● **THE PROBLEM**
Output nothing but the number of lines that include the word "无戏不成年".

[Collected data]
╭──
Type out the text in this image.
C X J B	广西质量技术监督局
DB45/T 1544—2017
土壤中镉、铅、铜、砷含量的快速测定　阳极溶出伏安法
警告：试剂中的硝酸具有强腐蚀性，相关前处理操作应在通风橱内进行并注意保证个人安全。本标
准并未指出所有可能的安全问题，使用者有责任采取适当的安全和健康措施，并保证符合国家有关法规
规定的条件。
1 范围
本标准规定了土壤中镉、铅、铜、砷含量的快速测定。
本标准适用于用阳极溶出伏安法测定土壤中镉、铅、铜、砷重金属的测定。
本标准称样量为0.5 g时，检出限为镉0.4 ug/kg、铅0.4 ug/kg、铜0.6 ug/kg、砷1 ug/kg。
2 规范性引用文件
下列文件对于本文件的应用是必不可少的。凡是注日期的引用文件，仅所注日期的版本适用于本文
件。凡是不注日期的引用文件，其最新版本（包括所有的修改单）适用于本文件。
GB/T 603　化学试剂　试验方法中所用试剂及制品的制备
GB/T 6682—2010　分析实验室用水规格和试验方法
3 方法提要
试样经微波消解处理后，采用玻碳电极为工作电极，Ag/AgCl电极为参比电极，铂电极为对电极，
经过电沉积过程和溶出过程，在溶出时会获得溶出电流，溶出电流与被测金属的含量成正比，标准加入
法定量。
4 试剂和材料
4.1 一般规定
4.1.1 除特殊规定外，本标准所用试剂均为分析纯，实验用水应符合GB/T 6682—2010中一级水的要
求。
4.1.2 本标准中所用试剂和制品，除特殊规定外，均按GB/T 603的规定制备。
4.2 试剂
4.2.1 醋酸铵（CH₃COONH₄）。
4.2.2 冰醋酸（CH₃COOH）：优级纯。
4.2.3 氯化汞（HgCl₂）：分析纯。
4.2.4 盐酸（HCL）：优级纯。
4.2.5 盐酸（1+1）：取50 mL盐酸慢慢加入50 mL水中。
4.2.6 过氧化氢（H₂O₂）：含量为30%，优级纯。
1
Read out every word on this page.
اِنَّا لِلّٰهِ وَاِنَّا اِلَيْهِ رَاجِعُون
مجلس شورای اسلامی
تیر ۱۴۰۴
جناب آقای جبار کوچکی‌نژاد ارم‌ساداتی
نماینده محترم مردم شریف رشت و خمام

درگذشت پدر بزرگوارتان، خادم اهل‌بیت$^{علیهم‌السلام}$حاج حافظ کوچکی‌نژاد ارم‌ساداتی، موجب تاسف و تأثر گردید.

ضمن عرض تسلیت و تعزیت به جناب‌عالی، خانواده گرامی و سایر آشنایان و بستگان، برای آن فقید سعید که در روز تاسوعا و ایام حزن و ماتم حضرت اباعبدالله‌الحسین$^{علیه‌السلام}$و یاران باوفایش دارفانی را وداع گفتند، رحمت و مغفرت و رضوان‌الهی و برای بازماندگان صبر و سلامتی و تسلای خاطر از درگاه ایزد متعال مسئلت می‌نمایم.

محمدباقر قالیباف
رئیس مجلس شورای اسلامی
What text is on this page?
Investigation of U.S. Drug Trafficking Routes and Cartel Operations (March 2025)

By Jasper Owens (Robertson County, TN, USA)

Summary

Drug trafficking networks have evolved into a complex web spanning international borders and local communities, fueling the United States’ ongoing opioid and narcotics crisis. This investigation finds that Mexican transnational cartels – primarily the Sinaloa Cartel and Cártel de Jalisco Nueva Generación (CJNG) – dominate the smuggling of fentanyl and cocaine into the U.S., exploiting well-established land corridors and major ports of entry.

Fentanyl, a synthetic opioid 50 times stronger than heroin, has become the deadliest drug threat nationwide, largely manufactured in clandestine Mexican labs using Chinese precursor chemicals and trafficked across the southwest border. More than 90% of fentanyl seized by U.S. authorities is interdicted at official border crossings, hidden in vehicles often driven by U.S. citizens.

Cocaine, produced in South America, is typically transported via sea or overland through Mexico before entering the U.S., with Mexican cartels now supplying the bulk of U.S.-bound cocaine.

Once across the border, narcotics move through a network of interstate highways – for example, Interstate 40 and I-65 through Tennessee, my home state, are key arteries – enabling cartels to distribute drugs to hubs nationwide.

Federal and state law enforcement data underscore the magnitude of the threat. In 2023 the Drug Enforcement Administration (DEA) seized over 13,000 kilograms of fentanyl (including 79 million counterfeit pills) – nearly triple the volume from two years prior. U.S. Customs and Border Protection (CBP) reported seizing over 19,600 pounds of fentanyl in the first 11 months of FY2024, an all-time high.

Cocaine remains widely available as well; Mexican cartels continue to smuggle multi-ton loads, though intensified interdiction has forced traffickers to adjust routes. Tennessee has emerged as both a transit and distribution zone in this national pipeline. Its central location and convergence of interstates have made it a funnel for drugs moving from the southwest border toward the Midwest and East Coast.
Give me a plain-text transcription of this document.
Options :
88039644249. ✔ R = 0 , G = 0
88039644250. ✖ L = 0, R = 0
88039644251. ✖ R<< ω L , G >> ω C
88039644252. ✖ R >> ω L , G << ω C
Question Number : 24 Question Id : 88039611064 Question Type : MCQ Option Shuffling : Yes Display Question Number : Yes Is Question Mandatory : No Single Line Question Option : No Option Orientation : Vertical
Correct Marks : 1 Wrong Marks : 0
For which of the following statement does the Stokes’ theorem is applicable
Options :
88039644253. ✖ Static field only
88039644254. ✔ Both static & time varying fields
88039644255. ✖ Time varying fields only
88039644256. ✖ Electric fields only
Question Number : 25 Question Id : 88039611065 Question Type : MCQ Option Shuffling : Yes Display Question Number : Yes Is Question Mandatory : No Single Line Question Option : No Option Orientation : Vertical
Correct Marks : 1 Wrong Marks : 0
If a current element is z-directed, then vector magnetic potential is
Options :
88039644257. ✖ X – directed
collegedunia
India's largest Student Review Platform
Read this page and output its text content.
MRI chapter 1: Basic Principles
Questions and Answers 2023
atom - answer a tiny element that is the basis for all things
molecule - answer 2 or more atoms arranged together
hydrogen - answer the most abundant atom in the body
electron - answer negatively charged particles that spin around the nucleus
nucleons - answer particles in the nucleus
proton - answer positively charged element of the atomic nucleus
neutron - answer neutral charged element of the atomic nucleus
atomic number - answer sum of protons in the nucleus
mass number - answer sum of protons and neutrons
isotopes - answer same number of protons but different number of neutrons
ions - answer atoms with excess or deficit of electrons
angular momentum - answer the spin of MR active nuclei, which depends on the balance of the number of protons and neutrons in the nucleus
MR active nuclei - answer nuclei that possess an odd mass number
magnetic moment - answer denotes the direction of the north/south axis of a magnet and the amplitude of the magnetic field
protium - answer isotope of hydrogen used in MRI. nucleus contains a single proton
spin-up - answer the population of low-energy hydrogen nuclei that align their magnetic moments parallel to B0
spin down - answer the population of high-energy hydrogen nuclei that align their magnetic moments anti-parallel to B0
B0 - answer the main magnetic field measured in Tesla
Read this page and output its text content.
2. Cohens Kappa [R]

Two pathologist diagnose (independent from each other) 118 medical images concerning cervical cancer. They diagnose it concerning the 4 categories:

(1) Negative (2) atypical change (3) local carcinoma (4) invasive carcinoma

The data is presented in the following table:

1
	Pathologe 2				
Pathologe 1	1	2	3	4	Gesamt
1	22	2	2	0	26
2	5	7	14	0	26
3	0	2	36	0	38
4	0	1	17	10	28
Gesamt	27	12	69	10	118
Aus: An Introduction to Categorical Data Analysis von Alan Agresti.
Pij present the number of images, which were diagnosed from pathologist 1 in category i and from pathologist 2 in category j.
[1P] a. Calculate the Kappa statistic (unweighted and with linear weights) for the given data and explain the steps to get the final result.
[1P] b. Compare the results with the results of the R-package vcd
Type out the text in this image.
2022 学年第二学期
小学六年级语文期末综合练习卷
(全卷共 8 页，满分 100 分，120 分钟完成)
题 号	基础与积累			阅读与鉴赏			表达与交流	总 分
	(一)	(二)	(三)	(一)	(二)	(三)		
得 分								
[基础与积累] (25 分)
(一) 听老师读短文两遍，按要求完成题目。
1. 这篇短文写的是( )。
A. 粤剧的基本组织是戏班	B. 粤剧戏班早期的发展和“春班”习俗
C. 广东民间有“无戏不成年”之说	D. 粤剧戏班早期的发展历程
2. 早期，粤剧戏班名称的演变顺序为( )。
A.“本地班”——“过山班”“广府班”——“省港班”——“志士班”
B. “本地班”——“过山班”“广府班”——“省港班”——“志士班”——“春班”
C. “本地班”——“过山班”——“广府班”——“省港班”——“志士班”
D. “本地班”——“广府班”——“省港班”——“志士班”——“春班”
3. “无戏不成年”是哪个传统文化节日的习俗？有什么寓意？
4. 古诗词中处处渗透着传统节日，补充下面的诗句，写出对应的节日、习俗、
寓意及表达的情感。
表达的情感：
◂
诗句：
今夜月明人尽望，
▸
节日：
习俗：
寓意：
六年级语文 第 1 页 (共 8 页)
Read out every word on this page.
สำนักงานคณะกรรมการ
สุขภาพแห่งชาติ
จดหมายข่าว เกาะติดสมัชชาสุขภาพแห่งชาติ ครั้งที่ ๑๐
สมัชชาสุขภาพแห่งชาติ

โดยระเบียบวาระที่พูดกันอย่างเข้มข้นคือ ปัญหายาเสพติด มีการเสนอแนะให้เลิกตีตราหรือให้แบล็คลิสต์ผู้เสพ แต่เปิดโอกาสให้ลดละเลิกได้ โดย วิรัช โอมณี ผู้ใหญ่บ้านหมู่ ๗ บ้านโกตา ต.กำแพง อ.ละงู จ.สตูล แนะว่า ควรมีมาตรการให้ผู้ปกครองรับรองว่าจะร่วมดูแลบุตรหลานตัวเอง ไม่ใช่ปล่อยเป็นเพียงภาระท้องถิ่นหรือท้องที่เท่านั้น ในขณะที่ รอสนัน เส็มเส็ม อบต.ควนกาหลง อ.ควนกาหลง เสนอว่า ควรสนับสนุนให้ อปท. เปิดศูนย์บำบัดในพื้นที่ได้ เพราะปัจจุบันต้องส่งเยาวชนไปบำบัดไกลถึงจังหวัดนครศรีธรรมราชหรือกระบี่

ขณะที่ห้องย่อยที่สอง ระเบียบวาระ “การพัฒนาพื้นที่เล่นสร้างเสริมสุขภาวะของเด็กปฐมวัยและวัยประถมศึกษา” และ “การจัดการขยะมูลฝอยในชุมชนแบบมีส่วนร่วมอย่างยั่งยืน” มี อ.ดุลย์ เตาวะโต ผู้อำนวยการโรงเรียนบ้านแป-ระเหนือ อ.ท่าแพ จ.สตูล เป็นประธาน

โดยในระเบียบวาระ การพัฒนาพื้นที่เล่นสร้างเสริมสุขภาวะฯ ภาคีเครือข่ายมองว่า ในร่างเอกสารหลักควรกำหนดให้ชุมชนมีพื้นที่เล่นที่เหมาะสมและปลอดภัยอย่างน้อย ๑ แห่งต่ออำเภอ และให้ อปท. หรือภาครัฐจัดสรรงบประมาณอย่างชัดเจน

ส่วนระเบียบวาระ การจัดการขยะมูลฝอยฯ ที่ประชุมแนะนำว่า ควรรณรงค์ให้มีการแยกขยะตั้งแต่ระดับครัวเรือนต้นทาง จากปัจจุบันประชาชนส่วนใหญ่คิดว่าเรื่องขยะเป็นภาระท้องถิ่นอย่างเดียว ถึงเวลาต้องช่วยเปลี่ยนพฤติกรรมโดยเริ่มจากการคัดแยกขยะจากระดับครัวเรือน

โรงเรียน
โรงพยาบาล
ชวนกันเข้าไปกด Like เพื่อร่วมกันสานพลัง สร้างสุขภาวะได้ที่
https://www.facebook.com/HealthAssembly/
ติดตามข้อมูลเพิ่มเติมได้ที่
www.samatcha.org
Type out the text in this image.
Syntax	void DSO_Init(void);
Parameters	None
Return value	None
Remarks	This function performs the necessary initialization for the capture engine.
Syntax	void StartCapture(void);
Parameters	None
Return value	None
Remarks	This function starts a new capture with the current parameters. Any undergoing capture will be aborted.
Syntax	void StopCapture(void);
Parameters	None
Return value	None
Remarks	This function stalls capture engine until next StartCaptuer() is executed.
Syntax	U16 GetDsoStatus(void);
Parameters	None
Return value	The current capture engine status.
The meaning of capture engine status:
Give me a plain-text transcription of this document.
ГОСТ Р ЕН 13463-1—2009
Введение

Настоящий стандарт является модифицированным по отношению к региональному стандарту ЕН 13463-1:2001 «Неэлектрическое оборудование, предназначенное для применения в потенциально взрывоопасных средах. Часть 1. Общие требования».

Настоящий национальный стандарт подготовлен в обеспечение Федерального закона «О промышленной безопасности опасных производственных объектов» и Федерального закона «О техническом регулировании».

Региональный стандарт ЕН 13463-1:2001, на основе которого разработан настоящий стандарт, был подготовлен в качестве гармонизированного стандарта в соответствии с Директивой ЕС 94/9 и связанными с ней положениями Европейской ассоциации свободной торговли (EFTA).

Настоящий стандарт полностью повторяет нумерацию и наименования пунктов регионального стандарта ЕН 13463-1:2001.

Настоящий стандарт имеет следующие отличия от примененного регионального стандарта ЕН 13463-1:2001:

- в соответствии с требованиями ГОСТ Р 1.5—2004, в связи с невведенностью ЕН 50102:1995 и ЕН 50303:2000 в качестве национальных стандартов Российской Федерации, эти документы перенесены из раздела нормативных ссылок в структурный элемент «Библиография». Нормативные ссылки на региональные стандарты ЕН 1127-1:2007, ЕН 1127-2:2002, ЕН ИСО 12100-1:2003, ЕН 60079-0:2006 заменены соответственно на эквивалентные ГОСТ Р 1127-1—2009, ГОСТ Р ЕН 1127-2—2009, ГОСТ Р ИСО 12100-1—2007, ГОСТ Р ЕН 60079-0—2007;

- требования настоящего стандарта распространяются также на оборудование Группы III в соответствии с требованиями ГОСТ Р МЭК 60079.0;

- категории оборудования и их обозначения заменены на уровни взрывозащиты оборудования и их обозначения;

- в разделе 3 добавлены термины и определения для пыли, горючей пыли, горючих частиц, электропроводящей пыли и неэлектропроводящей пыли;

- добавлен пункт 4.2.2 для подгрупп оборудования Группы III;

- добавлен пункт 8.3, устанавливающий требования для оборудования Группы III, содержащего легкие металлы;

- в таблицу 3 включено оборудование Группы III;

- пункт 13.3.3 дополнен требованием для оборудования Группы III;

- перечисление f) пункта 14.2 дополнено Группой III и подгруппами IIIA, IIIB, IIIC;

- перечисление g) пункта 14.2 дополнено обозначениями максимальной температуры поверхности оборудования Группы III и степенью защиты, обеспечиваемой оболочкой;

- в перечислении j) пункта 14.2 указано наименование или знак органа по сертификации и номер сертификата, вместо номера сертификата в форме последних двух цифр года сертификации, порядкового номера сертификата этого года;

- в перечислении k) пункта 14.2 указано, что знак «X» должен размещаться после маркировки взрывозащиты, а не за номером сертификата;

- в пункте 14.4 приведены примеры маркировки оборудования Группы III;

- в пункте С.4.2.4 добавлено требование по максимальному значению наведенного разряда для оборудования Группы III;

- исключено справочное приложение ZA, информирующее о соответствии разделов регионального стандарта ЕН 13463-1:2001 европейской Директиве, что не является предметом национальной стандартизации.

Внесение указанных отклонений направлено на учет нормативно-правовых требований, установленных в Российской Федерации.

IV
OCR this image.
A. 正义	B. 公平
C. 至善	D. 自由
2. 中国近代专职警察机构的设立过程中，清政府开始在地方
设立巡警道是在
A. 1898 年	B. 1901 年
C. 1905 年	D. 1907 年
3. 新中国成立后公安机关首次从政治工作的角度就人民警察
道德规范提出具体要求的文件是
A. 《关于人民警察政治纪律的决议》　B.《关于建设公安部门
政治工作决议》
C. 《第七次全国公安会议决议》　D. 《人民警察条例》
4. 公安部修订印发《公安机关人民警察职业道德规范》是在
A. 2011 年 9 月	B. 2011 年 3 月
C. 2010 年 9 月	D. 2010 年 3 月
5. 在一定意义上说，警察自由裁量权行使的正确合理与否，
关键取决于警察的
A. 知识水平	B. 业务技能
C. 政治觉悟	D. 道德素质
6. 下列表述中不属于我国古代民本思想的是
╰──
● **COMPLETE ANSWER**
2